## Teks Sumber
◇ ◇ ◇ ◇
Baca juga : Polemik Pembiayaan Ibu Kota Negara dari PEN
Penjajakan
Sejauh ini, upaya pemerintah menjaring potensial investor untuk membiayai IKN belum sesuai harapan. Menteri Koordinator Bidang Kemaritiman dan Investasi Luhut Binsar Pandjaitan dalam pemberitaan Reuters tanggal 17 Januari 2020 menyebutkan Softbank Group Corp dari Jepang menawarkan investasi hingga 40 miliar dollar AS dalam rencana pembangunan ibu kota negara baru di Pulau Kalimantan.
Namun, juru bicara dari pihak Softbank mengatakan pihaknya belum menyebutkan angka khusus terkait investasi di IKN. Mereka hanya membahas mengenai dukungan terhadap IKN sebagai kota pintar (smart city) yang baru, yang menggunakan teknologi terbaru, kota yang bersih dengan pemanfaatan kecerdasan buatan (artificial intelligence).
Secara resmi, juru bicara Softbank, seperti yang dikutip dari Reuters (11 Maret 2022), menyatakan tidak akan berinvestasi dalam proyek pemindahan IKN. Namun, Softbank tetap akan melanjutkan investasi di Indonesia melalui perusahaan portofolio Vision Fund.
Penjajakan untuk menjaring potensial investor terus dilakukan pemerintah. Termasuk menjajaki kemungkinan investasi Arab Saudi dalam proyek IKN.
◇ ◇ ◇ ◇
## Data Hasil Ekstraksi
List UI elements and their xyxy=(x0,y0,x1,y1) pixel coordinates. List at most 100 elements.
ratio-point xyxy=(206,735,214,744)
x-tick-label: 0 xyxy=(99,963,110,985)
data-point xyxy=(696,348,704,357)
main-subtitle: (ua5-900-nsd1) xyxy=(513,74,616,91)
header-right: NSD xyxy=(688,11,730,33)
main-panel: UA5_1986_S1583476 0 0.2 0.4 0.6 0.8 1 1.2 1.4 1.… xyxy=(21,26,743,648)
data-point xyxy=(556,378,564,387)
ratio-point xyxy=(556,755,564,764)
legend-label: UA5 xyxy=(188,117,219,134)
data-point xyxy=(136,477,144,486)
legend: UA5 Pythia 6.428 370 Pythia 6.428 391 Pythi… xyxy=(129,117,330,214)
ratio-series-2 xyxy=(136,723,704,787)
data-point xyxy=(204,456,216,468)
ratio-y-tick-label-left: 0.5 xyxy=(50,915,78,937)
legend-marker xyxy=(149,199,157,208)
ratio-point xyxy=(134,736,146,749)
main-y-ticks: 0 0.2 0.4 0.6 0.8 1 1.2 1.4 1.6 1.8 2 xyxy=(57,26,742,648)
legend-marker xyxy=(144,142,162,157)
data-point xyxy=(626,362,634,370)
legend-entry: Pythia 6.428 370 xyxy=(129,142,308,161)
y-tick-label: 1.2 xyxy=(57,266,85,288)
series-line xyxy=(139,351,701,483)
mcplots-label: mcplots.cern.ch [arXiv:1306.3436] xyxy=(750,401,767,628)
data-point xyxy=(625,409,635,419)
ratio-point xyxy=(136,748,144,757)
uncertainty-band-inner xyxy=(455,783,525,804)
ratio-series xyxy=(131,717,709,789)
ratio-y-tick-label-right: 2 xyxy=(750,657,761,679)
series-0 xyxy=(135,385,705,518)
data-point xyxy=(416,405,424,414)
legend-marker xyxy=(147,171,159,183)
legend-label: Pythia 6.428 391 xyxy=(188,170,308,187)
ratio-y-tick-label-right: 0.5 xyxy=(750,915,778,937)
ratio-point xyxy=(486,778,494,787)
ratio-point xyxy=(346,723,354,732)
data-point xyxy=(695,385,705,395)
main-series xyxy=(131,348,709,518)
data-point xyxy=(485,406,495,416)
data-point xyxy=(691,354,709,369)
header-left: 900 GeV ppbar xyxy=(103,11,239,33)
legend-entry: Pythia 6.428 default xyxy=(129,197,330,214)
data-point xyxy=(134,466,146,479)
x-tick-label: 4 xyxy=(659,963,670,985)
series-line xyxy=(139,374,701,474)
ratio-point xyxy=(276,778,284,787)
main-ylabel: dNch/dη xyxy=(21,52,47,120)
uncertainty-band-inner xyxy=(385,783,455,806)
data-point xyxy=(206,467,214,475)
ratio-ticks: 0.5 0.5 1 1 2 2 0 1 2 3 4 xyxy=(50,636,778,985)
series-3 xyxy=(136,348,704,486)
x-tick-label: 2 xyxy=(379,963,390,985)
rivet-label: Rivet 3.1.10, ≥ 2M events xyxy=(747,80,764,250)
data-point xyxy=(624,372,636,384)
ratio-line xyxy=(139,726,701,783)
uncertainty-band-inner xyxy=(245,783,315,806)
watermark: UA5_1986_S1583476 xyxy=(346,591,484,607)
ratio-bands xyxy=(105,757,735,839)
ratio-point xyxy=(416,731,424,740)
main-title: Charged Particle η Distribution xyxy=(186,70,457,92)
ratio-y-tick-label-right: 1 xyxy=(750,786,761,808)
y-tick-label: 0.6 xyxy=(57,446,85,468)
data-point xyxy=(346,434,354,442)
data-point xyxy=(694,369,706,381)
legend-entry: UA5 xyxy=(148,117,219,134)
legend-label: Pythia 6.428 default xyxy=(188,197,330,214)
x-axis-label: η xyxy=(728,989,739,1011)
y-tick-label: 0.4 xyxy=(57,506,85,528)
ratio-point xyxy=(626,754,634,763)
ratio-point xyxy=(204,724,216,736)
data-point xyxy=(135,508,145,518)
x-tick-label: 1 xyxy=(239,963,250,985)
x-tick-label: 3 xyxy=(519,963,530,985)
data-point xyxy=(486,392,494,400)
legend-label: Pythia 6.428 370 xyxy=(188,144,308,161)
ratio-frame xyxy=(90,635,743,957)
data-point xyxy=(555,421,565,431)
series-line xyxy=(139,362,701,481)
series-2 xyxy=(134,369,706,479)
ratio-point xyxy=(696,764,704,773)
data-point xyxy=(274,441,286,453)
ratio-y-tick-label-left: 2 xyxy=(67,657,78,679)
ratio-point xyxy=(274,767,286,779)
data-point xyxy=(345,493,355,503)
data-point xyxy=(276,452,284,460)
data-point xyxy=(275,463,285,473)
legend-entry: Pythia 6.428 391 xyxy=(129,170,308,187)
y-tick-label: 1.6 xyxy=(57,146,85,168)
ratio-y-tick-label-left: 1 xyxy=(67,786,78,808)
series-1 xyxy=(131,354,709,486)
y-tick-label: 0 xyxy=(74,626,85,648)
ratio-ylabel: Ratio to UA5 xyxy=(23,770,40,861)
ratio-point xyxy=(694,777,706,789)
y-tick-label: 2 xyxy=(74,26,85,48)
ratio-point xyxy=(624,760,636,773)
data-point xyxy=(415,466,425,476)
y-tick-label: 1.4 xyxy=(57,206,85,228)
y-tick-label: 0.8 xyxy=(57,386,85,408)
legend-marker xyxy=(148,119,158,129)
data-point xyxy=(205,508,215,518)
◇ ◇ ◇ ◇
## Latihan
Tuliskan ulang tanpa perubahan bagian teks tentang penjajakan investor IKN, mulai dari "Namun, juru bicara" sampai dengan "buatan (artificial intelligence).".

## Jawaban
Namun, juru bicara dari pihak Softbank mengatakan pihaknya belum menyebutkan angka khusus terkait investasi di IKN. Mereka hanya membahas mengenai dukungan terhadap IKN sebagai kota pintar (smart city) yang baru, yang menggunakan teknologi terbaru, kota yang bersih dengan pemanfaatan kecerdasan buatan (artificial intelligence).